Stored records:
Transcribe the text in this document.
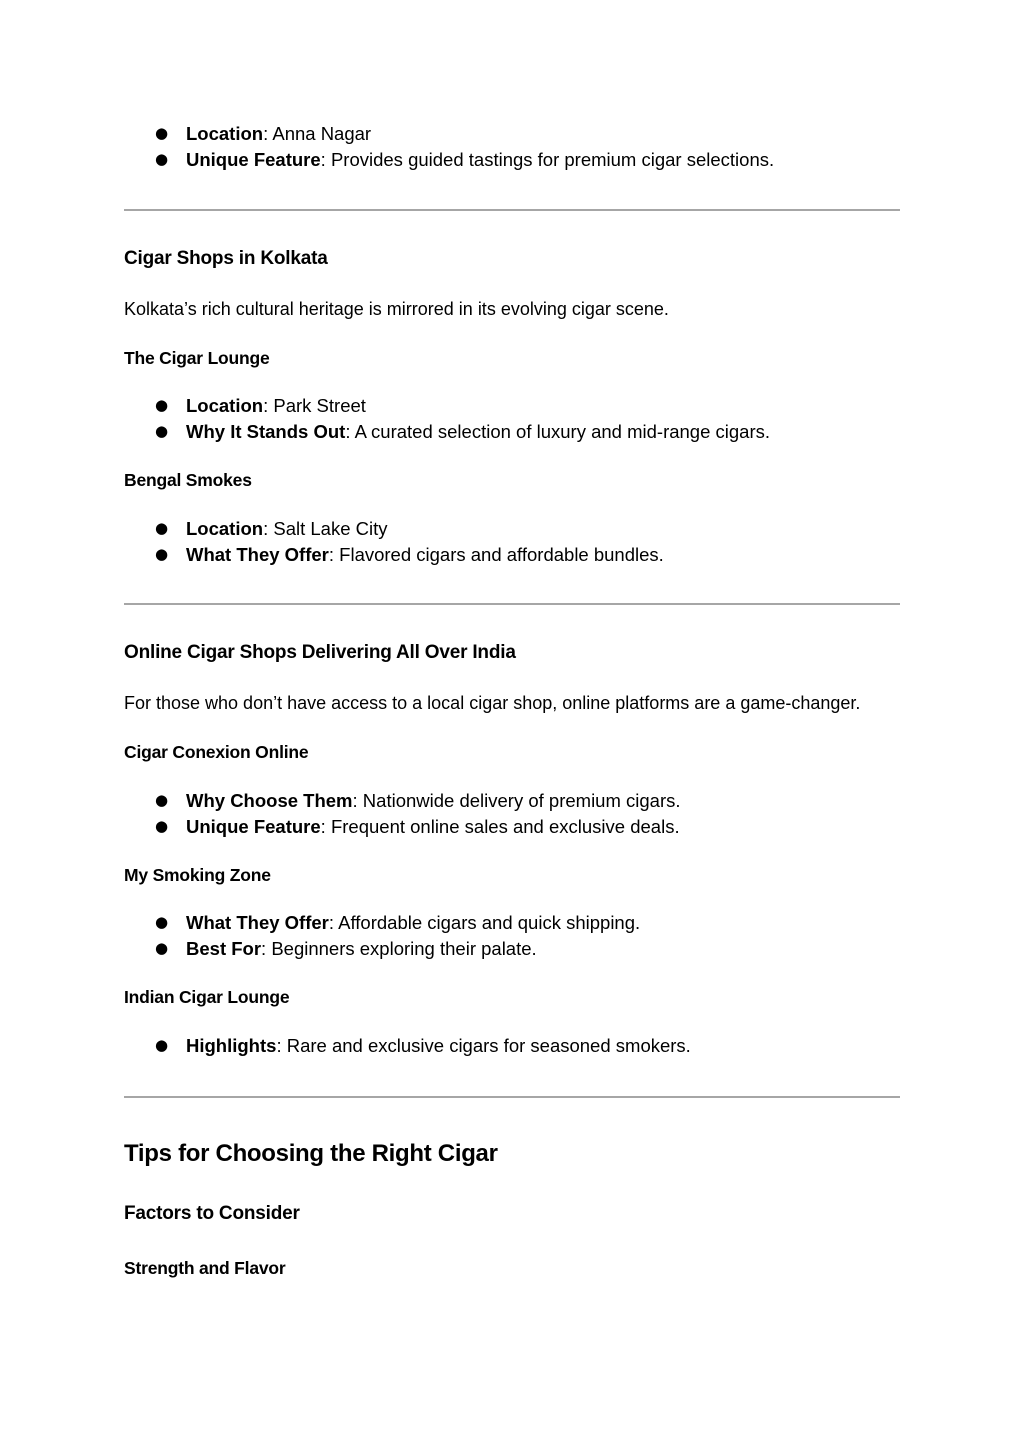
● Location: Anna Nagar
● Unique Feature: Provides guided tastings for premium cigar selections.
Cigar Shops in Kolkata

Kolkata’s rich cultural heritage is mirrored in its evolving cigar scene.

The Cigar Lounge
● Location: Park Street
● Why It Stands Out: A curated selection of luxury and mid-range cigars.
Bengal Smokes
● Location: Salt Lake City
● What They Offer: Flavored cigars and affordable bundles.
Online Cigar Shops Delivering All Over India

For those who don’t have access to a local cigar shop, online platforms are a game-changer.

Cigar Conexion Online
● Why Choose Them: Nationwide delivery of premium cigars.
● Unique Feature: Frequent online sales and exclusive deals.
My Smoking Zone
● What They Offer: Affordable cigars and quick shipping.
● Best For: Beginners exploring their palate.
Indian Cigar Lounge
● Highlights: Rare and exclusive cigars for seasoned smokers.
Tips for Choosing the Right Cigar
Factors to Consider
Strength and Flavor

Task goal: Reproduce all of the material exactly, apart from the pictures.

Response for this exercise:
Transcribe the text in this document.
● Location: Anna Nagar
● Unique Feature: Provides guided tastings for premium cigar selections.
Cigar Shops in Kolkata

Kolkata’s rich cultural heritage is mirrored in its evolving cigar scene.

The Cigar Lounge
● Location: Park Street
● Why It Stands Out: A curated selection of luxury and mid-range cigars.
Bengal Smokes
● Location: Salt Lake City
● What They Offer: Flavored cigars and affordable bundles.
Online Cigar Shops Delivering All Over India

For those who don’t have access to a local cigar shop, online platforms are a game-changer.

Cigar Conexion Online
● Why Choose Them: Nationwide delivery of premium cigars.
● Unique Feature: Frequent online sales and exclusive deals.
My Smoking Zone
● What They Offer: Affordable cigars and quick shipping.
● Best For: Beginners exploring their palate.
Indian Cigar Lounge
● Highlights: Rare and exclusive cigars for seasoned smokers.
Tips for Choosing the Right Cigar
Factors to Consider
Strength and Flavor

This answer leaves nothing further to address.